Set problem >>
Give back the entire listing verbatim.

== Supplied data

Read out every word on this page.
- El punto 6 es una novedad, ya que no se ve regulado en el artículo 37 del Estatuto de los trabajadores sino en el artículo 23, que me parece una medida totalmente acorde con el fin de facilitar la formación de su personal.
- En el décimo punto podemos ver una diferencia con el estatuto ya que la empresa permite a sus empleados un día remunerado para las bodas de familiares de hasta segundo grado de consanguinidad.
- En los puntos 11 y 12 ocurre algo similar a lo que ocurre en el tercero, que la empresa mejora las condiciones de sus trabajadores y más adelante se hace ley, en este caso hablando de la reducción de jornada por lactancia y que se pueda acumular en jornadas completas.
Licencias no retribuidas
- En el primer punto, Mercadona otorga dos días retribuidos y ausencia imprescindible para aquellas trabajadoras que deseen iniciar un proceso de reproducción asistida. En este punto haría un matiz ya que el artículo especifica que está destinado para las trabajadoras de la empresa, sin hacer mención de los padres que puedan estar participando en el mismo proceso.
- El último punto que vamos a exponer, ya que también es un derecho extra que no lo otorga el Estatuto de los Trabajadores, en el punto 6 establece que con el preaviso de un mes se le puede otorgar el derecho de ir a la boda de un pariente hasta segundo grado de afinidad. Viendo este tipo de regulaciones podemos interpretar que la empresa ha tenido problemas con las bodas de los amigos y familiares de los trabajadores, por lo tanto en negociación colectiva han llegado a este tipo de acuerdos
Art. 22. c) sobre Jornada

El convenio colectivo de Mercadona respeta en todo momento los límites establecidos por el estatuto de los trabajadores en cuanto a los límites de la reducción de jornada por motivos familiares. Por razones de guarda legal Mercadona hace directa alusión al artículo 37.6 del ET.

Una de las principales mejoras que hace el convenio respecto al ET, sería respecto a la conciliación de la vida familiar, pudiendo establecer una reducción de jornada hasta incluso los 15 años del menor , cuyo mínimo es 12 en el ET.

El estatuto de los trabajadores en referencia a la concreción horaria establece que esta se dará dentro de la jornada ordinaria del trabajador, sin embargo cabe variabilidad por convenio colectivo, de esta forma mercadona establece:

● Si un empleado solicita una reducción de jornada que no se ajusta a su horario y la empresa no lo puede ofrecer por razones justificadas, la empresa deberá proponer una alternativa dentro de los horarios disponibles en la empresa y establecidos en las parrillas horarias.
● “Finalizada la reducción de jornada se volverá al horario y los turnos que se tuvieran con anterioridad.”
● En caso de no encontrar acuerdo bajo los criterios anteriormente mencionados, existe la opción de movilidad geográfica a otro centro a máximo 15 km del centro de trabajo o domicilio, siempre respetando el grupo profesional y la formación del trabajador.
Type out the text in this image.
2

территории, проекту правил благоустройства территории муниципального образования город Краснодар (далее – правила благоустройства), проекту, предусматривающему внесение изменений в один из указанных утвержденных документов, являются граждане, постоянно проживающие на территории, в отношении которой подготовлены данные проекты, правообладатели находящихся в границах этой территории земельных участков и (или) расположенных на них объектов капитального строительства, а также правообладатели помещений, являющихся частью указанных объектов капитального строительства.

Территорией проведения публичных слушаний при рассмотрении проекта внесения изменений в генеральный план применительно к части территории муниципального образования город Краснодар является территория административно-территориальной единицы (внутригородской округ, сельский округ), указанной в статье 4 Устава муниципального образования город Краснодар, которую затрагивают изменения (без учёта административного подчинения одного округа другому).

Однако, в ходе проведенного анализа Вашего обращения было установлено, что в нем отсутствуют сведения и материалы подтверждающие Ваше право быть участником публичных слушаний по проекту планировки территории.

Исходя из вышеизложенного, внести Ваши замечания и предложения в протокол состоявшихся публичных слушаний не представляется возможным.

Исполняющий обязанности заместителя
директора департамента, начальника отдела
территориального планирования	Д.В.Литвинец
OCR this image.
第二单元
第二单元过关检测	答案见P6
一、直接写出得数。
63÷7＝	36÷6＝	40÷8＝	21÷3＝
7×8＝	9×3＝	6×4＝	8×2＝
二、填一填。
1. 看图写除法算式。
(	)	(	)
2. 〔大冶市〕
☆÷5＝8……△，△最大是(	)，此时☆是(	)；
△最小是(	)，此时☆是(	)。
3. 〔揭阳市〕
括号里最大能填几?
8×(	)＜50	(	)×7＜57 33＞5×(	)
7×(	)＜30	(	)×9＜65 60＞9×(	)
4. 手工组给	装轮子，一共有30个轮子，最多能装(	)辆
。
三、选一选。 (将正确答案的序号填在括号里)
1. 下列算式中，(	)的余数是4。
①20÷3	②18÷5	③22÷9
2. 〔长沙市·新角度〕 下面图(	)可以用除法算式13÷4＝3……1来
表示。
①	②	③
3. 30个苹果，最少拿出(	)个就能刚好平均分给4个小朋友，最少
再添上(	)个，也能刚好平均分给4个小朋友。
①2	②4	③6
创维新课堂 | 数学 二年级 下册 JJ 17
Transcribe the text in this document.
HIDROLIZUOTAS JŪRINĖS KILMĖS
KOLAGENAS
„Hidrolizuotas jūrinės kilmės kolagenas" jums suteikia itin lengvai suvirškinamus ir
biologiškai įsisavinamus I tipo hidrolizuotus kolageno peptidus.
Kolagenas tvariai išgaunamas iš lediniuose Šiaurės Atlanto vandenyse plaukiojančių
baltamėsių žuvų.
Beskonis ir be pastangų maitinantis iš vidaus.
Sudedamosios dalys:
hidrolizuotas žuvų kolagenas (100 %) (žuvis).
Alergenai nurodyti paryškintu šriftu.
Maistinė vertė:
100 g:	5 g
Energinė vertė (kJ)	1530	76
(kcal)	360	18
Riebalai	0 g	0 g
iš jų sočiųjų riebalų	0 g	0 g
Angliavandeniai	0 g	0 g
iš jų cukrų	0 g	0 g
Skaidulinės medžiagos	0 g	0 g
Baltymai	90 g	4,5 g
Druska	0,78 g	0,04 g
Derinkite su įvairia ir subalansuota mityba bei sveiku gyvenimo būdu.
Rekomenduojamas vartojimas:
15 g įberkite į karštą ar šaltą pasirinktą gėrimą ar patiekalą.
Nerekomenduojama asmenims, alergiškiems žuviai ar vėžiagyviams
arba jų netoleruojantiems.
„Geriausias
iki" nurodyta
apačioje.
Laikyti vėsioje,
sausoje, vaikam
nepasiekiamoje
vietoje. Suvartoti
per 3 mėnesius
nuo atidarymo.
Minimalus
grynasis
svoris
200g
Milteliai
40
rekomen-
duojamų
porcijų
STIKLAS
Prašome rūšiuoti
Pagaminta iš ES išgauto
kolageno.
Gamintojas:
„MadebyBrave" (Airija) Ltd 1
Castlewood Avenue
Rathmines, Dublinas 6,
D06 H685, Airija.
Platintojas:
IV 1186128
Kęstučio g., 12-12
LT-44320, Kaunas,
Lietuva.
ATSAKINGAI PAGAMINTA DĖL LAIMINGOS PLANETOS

====

Solution for this task >>
Read out every word on this page.
- El punto 6 es una novedad, ya que no se ve regulado en el artículo 37 del Estatuto de los trabajadores sino en el artículo 23, que me parece una medida totalmente acorde con el fin de facilitar la formación de su personal.
- En el décimo punto podemos ver una diferencia con el estatuto ya que la empresa permite a sus empleados un día remunerado para las bodas de familiares de hasta segundo grado de consanguinidad.
- En los puntos 11 y 12 ocurre algo similar a lo que ocurre en el tercero, que la empresa mejora las condiciones de sus trabajadores y más adelante se hace ley, en este caso hablando de la reducción de jornada por lactancia y que se pueda acumular en jornadas completas.
Licencias no retribuidas
- En el primer punto, Mercadona otorga dos días retribuidos y ausencia imprescindible para aquellas trabajadoras que deseen iniciar un proceso de reproducción asistida. En este punto haría un matiz ya que el artículo especifica que está destinado para las trabajadoras de la empresa, sin hacer mención de los padres que puedan estar participando en el mismo proceso.
- El último punto que vamos a exponer, ya que también es un derecho extra que no lo otorga el Estatuto de los Trabajadores, en el punto 6 establece que con el preaviso de un mes se le puede otorgar el derecho de ir a la boda de un pariente hasta segundo grado de afinidad. Viendo este tipo de regulaciones podemos interpretar que la empresa ha tenido problemas con las bodas de los amigos y familiares de los trabajadores, por lo tanto en negociación colectiva han llegado a este tipo de acuerdos
Art. 22. c) sobre Jornada

El convenio colectivo de Mercadona respeta en todo momento los límites establecidos por el estatuto de los trabajadores en cuanto a los límites de la reducción de jornada por motivos familiares. Por razones de guarda legal Mercadona hace directa alusión al artículo 37.6 del ET.

Una de las principales mejoras que hace el convenio respecto al ET, sería respecto a la conciliación de la vida familiar, pudiendo establecer una reducción de jornada hasta incluso los 15 años del menor , cuyo mínimo es 12 en el ET.

El estatuto de los trabajadores en referencia a la concreción horaria establece que esta se dará dentro de la jornada ordinaria del trabajador, sin embargo cabe variabilidad por convenio colectivo, de esta forma mercadona establece:

● Si un empleado solicita una reducción de jornada que no se ajusta a su horario y la empresa no lo puede ofrecer por razones justificadas, la empresa deberá proponer una alternativa dentro de los horarios disponibles en la empresa y establecidos en las parrillas horarias.
● “Finalizada la reducción de jornada se volverá al horario y los turnos que se tuvieran con anterioridad.”
● En caso de no encontrar acuerdo bajo los criterios anteriormente mencionados, existe la opción de movilidad geográfica a otro centro a máximo 15 km del centro de trabajo o domicilio, siempre respetando el grupo profesional y la formación del trabajador.
Type out the text in this image.
2

территории, проекту правил благоустройства территории муниципального образования город Краснодар (далее – правила благоустройства), проекту, предусматривающему внесение изменений в один из указанных утвержденных документов, являются граждане, постоянно проживающие на территории, в отношении которой подготовлены данные проекты, правообладатели находящихся в границах этой территории земельных участков и (или) расположенных на них объектов капитального строительства, а также правообладатели помещений, являющихся частью указанных объектов капитального строительства.

Территорией проведения публичных слушаний при рассмотрении проекта внесения изменений в генеральный план применительно к части территории муниципального образования город Краснодар является территория административно-территориальной единицы (внутригородской округ, сельский округ), указанной в статье 4 Устава муниципального образования город Краснодар, которую затрагивают изменения (без учёта административного подчинения одного округа другому).

Однако, в ходе проведенного анализа Вашего обращения было установлено, что в нем отсутствуют сведения и материалы подтверждающие Ваше право быть участником публичных слушаний по проекту планировки территории.

Исходя из вышеизложенного, внести Ваши замечания и предложения в протокол состоявшихся публичных слушаний не представляется возможным.

Исполняющий обязанности заместителя
директора департамента, начальника отдела
территориального планирования	Д.В.Литвинец
OCR this image.
第二单元
第二单元过关检测	答案见P6
一、直接写出得数。
63÷7＝	36÷6＝	40÷8＝	21÷3＝
7×8＝	9×3＝	6×4＝	8×2＝
二、填一填。
1. 看图写除法算式。
(	)	(	)
2. 〔大冶市〕
☆÷5＝8……△，△最大是(	)，此时☆是(	)；
△最小是(	)，此时☆是(	)。
3. 〔揭阳市〕
括号里最大能填几?
8×(	)＜50	(	)×7＜57 33＞5×(	)
7×(	)＜30	(	)×9＜65 60＞9×(	)
4. 手工组给	装轮子，一共有30个轮子，最多能装(	)辆
。
三、选一选。 (将正确答案的序号填在括号里)
1. 下列算式中，(	)的余数是4。
①20÷3	②18÷5	③22÷9
2. 〔长沙市·新角度〕 下面图(	)可以用除法算式13÷4＝3……1来
表示。
①	②	③
3. 30个苹果，最少拿出(	)个就能刚好平均分给4个小朋友，最少
再添上(	)个，也能刚好平均分给4个小朋友。
①2	②4	③6
创维新课堂 | 数学 二年级 下册 JJ 17
Transcribe the text in this document.
HIDROLIZUOTAS JŪRINĖS KILMĖS
KOLAGENAS
„Hidrolizuotas jūrinės kilmės kolagenas" jums suteikia itin lengvai suvirškinamus ir
biologiškai įsisavinamus I tipo hidrolizuotus kolageno peptidus.
Kolagenas tvariai išgaunamas iš lediniuose Šiaurės Atlanto vandenyse plaukiojančių
baltamėsių žuvų.
Beskonis ir be pastangų maitinantis iš vidaus.
Sudedamosios dalys:
hidrolizuotas žuvų kolagenas (100 %) (žuvis).
Alergenai nurodyti paryškintu šriftu.
Maistinė vertė:
100 g:	5 g
Energinė vertė (kJ)	1530	76
(kcal)	360	18
Riebalai	0 g	0 g
iš jų sočiųjų riebalų	0 g	0 g
Angliavandeniai	0 g	0 g
iš jų cukrų	0 g	0 g
Skaidulinės medžiagos	0 g	0 g
Baltymai	90 g	4,5 g
Druska	0,78 g	0,04 g
Derinkite su įvairia ir subalansuota mityba bei sveiku gyvenimo būdu.
Rekomenduojamas vartojimas:
15 g įberkite į karštą ar šaltą pasirinktą gėrimą ar patiekalą.
Nerekomenduojama asmenims, alergiškiems žuviai ar vėžiagyviams
arba jų netoleruojantiems.
„Geriausias
iki" nurodyta
apačioje.
Laikyti vėsioje,
sausoje, vaikam
nepasiekiamoje
vietoje. Suvartoti
per 3 mėnesius
nuo atidarymo.
Minimalus
grynasis
svoris
200g
Milteliai
40
rekomen-
duojamų
porcijų
STIKLAS
Prašome rūšiuoti
Pagaminta iš ES išgauto
kolageno.
Gamintojas:
„MadebyBrave" (Airija) Ltd 1
Castlewood Avenue
Rathmines, Dublinas 6,
D06 H685, Airija.
Platintojas:
IV 1186128
Kęstučio g., 12-12
LT-44320, Kaunas,
Lietuva.
ATSAKINGAI PAGAMINTA DĖL LAIMINGOS PLANETOS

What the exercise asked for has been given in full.